■ **WHAT YOU HAVE TO DO**:
Word for word, reproduce each of the entries.

■ **RECORDED INFORMATION**:

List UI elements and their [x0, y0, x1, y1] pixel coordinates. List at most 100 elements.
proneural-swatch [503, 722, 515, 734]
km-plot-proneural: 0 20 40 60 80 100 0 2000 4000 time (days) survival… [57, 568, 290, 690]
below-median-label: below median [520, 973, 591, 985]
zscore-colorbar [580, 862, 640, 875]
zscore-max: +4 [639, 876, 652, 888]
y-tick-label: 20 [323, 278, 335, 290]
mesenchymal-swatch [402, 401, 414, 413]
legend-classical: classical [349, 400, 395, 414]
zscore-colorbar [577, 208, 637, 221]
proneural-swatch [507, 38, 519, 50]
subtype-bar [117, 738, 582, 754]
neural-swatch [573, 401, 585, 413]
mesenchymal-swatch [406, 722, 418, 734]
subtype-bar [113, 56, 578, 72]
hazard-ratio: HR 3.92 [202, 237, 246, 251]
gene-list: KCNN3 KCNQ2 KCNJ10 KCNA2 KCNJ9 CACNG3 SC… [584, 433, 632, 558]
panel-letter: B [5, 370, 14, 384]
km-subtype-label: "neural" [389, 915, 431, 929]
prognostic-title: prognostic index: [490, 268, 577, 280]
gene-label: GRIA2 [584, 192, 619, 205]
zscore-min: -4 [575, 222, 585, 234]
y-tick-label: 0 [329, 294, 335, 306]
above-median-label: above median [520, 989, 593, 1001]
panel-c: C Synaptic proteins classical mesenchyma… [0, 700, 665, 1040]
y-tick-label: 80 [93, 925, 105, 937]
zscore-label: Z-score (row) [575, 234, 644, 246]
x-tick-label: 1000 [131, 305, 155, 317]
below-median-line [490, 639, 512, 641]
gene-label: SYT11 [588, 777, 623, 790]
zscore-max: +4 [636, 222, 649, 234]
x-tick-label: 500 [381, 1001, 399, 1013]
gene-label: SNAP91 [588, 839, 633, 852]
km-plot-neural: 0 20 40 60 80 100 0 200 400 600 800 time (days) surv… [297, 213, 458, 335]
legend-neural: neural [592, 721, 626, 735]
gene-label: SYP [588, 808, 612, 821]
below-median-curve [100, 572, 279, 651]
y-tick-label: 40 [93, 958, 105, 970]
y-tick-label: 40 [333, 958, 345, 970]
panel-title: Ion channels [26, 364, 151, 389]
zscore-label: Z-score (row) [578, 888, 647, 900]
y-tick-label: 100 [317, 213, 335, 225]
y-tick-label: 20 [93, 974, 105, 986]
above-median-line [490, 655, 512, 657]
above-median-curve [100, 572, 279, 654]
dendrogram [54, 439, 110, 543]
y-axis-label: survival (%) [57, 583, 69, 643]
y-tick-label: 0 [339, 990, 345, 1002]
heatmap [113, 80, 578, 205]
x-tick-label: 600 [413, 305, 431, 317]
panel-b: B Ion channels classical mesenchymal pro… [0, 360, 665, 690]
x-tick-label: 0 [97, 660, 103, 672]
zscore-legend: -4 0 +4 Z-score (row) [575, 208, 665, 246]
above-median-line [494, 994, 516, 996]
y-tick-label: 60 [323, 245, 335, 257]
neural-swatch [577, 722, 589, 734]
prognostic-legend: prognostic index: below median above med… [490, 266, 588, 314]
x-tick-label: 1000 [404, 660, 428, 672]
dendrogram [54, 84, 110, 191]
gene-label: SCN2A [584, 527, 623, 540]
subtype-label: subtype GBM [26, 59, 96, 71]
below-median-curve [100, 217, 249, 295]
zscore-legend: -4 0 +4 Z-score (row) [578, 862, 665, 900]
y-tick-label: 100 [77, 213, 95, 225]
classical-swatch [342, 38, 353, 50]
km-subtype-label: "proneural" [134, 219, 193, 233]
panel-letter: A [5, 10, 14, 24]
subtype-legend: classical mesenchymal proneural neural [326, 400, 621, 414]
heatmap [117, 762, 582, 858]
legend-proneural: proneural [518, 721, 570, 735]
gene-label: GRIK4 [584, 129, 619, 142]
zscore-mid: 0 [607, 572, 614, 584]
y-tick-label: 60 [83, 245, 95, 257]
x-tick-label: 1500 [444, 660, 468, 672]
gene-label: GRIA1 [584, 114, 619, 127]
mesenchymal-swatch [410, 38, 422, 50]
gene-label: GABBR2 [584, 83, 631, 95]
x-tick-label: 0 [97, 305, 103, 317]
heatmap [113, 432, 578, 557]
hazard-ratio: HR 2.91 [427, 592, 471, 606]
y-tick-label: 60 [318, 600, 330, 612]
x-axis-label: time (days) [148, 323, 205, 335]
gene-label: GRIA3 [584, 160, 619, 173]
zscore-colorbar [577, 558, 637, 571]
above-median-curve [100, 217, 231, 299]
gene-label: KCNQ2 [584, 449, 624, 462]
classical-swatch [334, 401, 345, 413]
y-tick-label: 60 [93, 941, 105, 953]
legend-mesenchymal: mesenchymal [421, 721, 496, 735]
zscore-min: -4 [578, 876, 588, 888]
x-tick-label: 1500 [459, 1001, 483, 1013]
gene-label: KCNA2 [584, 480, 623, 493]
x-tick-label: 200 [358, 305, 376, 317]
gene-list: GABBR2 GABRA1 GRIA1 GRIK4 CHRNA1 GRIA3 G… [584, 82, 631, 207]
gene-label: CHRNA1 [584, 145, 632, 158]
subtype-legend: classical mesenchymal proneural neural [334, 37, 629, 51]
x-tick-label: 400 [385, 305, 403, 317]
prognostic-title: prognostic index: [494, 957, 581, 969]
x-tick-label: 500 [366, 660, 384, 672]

■ **FINISHED TASK**:
List UI elements and their [x0, y0, x1, y1] pixel coordinates. List at most 100 elements.
proneural-swatch [503, 722, 515, 734]
km-plot-proneural: 0 20 40 60 80 100 0 2000 4000 time (days) survival… [57, 568, 290, 690]
below-median-label: below median [520, 973, 591, 985]
zscore-colorbar [580, 862, 640, 875]
zscore-max: +4 [639, 876, 652, 888]
y-tick-label: 20 [323, 278, 335, 290]
mesenchymal-swatch [402, 401, 414, 413]
legend-classical: classical [349, 400, 395, 414]
zscore-colorbar [577, 208, 637, 221]
proneural-swatch [507, 38, 519, 50]
subtype-bar [117, 738, 582, 754]
neural-swatch [573, 401, 585, 413]
mesenchymal-swatch [406, 722, 418, 734]
subtype-bar [113, 56, 578, 72]
hazard-ratio: HR 3.92 [202, 237, 246, 251]
gene-list: KCNN3 KCNQ2 KCNJ10 KCNA2 KCNJ9 CACNG3 SC… [584, 433, 632, 558]
panel-letter: B [5, 370, 14, 384]
km-subtype-label: "neural" [389, 915, 431, 929]
prognostic-title: prognostic index: [490, 268, 577, 280]
gene-label: GRIA2 [584, 192, 619, 205]
zscore-min: -4 [575, 222, 585, 234]
y-tick-label: 0 [329, 294, 335, 306]
above-median-label: above median [520, 989, 593, 1001]
panel-c: C Synaptic proteins classical mesenchyma… [0, 700, 665, 1040]
y-tick-label: 80 [93, 925, 105, 937]
zscore-label: Z-score (row) [575, 234, 644, 246]
x-tick-label: 1000 [131, 305, 155, 317]
below-median-line [490, 639, 512, 641]
gene-label: SYT11 [588, 777, 623, 790]
zscore-max: +4 [636, 222, 649, 234]
x-tick-label: 500 [381, 1001, 399, 1013]
gene-label: SNAP91 [588, 839, 633, 852]
km-plot-neural: 0 20 40 60 80 100 0 200 400 600 800 time (days) surv… [297, 213, 458, 335]
legend-neural: neural [592, 721, 626, 735]
gene-label: SYP [588, 808, 612, 821]
below-median-curve [100, 572, 279, 651]
y-tick-label: 40 [93, 958, 105, 970]
y-tick-label: 40 [333, 958, 345, 970]
panel-title: Ion channels [26, 364, 151, 389]
zscore-label: Z-score (row) [578, 888, 647, 900]
y-tick-label: 100 [317, 213, 335, 225]
y-tick-label: 20 [93, 974, 105, 986]
above-median-line [490, 655, 512, 657]
above-median-curve [100, 572, 279, 654]
dendrogram [54, 439, 110, 543]
y-axis-label: survival (%) [57, 583, 69, 643]
y-tick-label: 0 [339, 990, 345, 1002]
heatmap [113, 80, 578, 205]
x-tick-label: 600 [413, 305, 431, 317]
panel-b: B Ion channels classical mesenchymal pro… [0, 360, 665, 690]
x-tick-label: 0 [97, 660, 103, 672]
zscore-legend: -4 0 +4 Z-score (row) [575, 208, 665, 246]
above-median-line [494, 994, 516, 996]
y-tick-label: 60 [323, 245, 335, 257]
neural-swatch [577, 722, 589, 734]
prognostic-legend: prognostic index: below median above med… [490, 266, 588, 314]
x-tick-label: 1000 [404, 660, 428, 672]
dendrogram [54, 84, 110, 191]
gene-label: SCN2A [584, 527, 623, 540]
subtype-label: subtype GBM [26, 59, 96, 71]
below-median-curve [100, 217, 249, 295]
zscore-legend: -4 0 +4 Z-score (row) [578, 862, 665, 900]
y-tick-label: 100 [77, 213, 95, 225]
classical-swatch [342, 38, 353, 50]
km-subtype-label: "proneural" [134, 219, 193, 233]
panel-letter: A [5, 10, 14, 24]
subtype-legend: classical mesenchymal proneural neural [326, 400, 621, 414]
heatmap [117, 762, 582, 858]
legend-proneural: proneural [518, 721, 570, 735]
gene-label: GRIK4 [584, 129, 619, 142]
zscore-mid: 0 [607, 572, 614, 584]
y-tick-label: 60 [83, 245, 95, 257]
x-tick-label: 1500 [444, 660, 468, 672]
gene-label: GRIA1 [584, 114, 619, 127]
mesenchymal-swatch [410, 38, 422, 50]
gene-label: GABBR2 [584, 83, 631, 95]
x-tick-label: 0 [97, 305, 103, 317]
heatmap [113, 432, 578, 557]
hazard-ratio: HR 2.91 [427, 592, 471, 606]
y-tick-label: 60 [318, 600, 330, 612]
x-axis-label: time (days) [148, 323, 205, 335]
gene-label: GRIA3 [584, 160, 619, 173]
zscore-colorbar [577, 558, 637, 571]
above-median-curve [100, 217, 231, 299]
gene-label: KCNQ2 [584, 449, 624, 462]
classical-swatch [334, 401, 345, 413]
y-tick-label: 60 [93, 941, 105, 953]
legend-mesenchymal: mesenchymal [421, 721, 496, 735]
zscore-min: -4 [578, 876, 588, 888]
x-tick-label: 1500 [459, 1001, 483, 1013]
gene-label: KCNA2 [584, 480, 623, 493]
x-tick-label: 200 [358, 305, 376, 317]
gene-list: GABBR2 GABRA1 GRIA1 GRIK4 CHRNA1 GRIA3 G… [584, 82, 631, 207]
gene-label: CHRNA1 [584, 145, 632, 158]
subtype-legend: classical mesenchymal proneural neural [334, 37, 629, 51]
x-tick-label: 400 [385, 305, 403, 317]
prognostic-title: prognostic index: [494, 957, 581, 969]
x-tick-label: 500 [366, 660, 384, 672]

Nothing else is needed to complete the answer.